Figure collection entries

◆ ◆ ◆ ◆

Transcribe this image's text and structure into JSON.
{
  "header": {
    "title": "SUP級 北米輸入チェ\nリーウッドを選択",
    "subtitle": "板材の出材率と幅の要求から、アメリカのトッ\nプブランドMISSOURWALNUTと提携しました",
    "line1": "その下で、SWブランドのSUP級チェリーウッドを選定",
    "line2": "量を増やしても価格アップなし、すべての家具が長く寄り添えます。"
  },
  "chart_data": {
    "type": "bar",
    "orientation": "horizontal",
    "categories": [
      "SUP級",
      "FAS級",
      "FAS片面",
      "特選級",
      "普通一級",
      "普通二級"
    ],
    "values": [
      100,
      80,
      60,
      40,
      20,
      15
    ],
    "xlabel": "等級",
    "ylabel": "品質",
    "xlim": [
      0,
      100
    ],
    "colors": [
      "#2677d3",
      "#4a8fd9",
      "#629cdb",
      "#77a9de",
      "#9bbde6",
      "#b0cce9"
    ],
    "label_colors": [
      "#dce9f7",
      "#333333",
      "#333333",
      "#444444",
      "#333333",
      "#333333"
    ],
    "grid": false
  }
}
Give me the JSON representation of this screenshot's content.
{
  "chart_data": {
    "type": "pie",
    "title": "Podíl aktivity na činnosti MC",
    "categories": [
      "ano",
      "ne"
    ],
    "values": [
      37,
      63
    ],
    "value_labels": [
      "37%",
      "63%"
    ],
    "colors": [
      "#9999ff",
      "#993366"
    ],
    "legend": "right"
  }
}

◆ ◆ ◆ ◆

GIVEN INSTRUCTION -> Say how many lines hold the word "JSON", giving the number and nothing else.

SOLUTION -> 2